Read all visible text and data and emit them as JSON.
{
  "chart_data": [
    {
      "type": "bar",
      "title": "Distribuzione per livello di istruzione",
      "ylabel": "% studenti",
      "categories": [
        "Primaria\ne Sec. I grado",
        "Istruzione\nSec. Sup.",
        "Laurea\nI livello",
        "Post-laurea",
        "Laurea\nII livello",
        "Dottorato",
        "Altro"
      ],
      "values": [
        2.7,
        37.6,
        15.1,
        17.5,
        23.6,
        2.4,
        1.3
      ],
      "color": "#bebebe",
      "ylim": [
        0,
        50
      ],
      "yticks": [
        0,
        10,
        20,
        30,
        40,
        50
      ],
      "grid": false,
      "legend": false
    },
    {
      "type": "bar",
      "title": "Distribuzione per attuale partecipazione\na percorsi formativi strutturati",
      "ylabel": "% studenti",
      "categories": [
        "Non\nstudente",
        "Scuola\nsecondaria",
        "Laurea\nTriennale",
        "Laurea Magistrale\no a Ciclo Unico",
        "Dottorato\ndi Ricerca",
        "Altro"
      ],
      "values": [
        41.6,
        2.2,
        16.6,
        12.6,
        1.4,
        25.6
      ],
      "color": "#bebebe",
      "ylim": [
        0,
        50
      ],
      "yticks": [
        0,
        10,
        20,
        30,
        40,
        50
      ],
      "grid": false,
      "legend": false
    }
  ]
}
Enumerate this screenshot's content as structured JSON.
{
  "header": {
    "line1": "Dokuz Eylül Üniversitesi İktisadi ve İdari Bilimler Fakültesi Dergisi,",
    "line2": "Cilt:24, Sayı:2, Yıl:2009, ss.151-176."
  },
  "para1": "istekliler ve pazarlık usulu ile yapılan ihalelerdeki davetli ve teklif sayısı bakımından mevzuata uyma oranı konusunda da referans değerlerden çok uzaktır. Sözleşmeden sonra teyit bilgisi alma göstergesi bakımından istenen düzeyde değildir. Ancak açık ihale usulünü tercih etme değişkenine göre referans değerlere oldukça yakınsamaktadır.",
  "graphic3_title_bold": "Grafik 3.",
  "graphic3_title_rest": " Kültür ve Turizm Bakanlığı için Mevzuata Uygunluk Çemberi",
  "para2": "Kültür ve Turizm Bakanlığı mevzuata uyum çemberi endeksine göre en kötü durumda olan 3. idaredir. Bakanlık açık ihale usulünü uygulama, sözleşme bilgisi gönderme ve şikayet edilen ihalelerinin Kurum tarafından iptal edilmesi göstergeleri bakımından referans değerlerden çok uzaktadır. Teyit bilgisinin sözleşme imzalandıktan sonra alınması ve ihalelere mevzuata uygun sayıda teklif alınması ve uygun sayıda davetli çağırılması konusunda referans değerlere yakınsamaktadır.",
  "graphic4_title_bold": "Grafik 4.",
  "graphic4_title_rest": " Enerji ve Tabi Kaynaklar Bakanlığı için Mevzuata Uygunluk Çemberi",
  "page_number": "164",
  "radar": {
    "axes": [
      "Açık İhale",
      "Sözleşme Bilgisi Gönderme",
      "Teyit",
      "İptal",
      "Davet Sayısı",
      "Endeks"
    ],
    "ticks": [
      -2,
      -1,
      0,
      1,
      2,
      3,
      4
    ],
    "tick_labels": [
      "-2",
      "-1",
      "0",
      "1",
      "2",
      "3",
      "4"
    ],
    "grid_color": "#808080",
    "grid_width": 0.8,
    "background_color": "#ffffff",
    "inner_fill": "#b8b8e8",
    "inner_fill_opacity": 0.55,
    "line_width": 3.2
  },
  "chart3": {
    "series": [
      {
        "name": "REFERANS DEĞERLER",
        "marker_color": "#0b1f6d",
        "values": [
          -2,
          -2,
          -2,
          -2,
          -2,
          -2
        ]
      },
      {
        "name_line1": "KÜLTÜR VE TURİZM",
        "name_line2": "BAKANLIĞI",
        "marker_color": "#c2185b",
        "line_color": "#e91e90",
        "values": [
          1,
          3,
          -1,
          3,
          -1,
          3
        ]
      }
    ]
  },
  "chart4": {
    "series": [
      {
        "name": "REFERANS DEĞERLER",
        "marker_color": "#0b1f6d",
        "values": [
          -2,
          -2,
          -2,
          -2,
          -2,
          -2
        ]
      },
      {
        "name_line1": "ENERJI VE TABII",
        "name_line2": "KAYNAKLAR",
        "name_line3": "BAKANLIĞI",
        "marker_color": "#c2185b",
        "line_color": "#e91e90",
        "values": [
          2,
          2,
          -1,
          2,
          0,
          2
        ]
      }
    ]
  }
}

......

> **Given problem**: Restate the records, all of them, precisely as written.

> **Solved problem**:
Read all visible text and data and emit them as JSON.
{
  "chart_data": [
    {
      "type": "bar",
      "title": "Distribuzione per livello di istruzione",
      "ylabel": "% studenti",
      "categories": [
        "Primaria\ne Sec. I grado",
        "Istruzione\nSec. Sup.",
        "Laurea\nI livello",
        "Post-laurea",
        "Laurea\nII livello",
        "Dottorato",
        "Altro"
      ],
      "values": [
        2.7,
        37.6,
        15.1,
        17.5,
        23.6,
        2.4,
        1.3
      ],
      "color": "#bebebe",
      "ylim": [
        0,
        50
      ],
      "yticks": [
        0,
        10,
        20,
        30,
        40,
        50
      ],
      "grid": false,
      "legend": false
    },
    {
      "type": "bar",
      "title": "Distribuzione per attuale partecipazione\na percorsi formativi strutturati",
      "ylabel": "% studenti",
      "categories": [
        "Non\nstudente",
        "Scuola\nsecondaria",
        "Laurea\nTriennale",
        "Laurea Magistrale\no a Ciclo Unico",
        "Dottorato\ndi Ricerca",
        "Altro"
      ],
      "values": [
        41.6,
        2.2,
        16.6,
        12.6,
        1.4,
        25.6
      ],
      "color": "#bebebe",
      "ylim": [
        0,
        50
      ],
      "yticks": [
        0,
        10,
        20,
        30,
        40,
        50
      ],
      "grid": false,
      "legend": false
    }
  ]
}
Enumerate this screenshot's content as structured JSON.
{
  "header": {
    "line1": "Dokuz Eylül Üniversitesi İktisadi ve İdari Bilimler Fakültesi Dergisi,",
    "line2": "Cilt:24, Sayı:2, Yıl:2009, ss.151-176."
  },
  "para1": "istekliler ve pazarlık usulu ile yapılan ihalelerdeki davetli ve teklif sayısı bakımından mevzuata uyma oranı konusunda da referans değerlerden çok uzaktır. Sözleşmeden sonra teyit bilgisi alma göstergesi bakımından istenen düzeyde değildir. Ancak açık ihale usulünü tercih etme değişkenine göre referans değerlere oldukça yakınsamaktadır.",
  "graphic3_title_bold": "Grafik 3.",
  "graphic3_title_rest": " Kültür ve Turizm Bakanlığı için Mevzuata Uygunluk Çemberi",
  "para2": "Kültür ve Turizm Bakanlığı mevzuata uyum çemberi endeksine göre en kötü durumda olan 3. idaredir. Bakanlık açık ihale usulünü uygulama, sözleşme bilgisi gönderme ve şikayet edilen ihalelerinin Kurum tarafından iptal edilmesi göstergeleri bakımından referans değerlerden çok uzaktadır. Teyit bilgisinin sözleşme imzalandıktan sonra alınması ve ihalelere mevzuata uygun sayıda teklif alınması ve uygun sayıda davetli çağırılması konusunda referans değerlere yakınsamaktadır.",
  "graphic4_title_bold": "Grafik 4.",
  "graphic4_title_rest": " Enerji ve Tabi Kaynaklar Bakanlığı için Mevzuata Uygunluk Çemberi",
  "page_number": "164",
  "radar": {
    "axes": [
      "Açık İhale",
      "Sözleşme Bilgisi Gönderme",
      "Teyit",
      "İptal",
      "Davet Sayısı",
      "Endeks"
    ],
    "ticks": [
      -2,
      -1,
      0,
      1,
      2,
      3,
      4
    ],
    "tick_labels": [
      "-2",
      "-1",
      "0",
      "1",
      "2",
      "3",
      "4"
    ],
    "grid_color": "#808080",
    "grid_width": 0.8,
    "background_color": "#ffffff",
    "inner_fill": "#b8b8e8",
    "inner_fill_opacity": 0.55,
    "line_width": 3.2
  },
  "chart3": {
    "series": [
      {
        "name": "REFERANS DEĞERLER",
        "marker_color": "#0b1f6d",
        "values": [
          -2,
          -2,
          -2,
          -2,
          -2,
          -2
        ]
      },
      {
        "name_line1": "KÜLTÜR VE TURİZM",
        "name_line2": "BAKANLIĞI",
        "marker_color": "#c2185b",
        "line_color": "#e91e90",
        "values": [
          1,
          3,
          -1,
          3,
          -1,
          3
        ]
      }
    ]
  },
  "chart4": {
    "series": [
      {
        "name": "REFERANS DEĞERLER",
        "marker_color": "#0b1f6d",
        "values": [
          -2,
          -2,
          -2,
          -2,
          -2,
          -2
        ]
      },
      {
        "name_line1": "ENERJI VE TABII",
        "name_line2": "KAYNAKLAR",
        "name_line3": "BAKANLIĞI",
        "marker_color": "#c2185b",
        "line_color": "#e91e90",
        "values": [
          2,
          2,
          -1,
          2,
          0,
          2
        ]
      }
    ]
  }
}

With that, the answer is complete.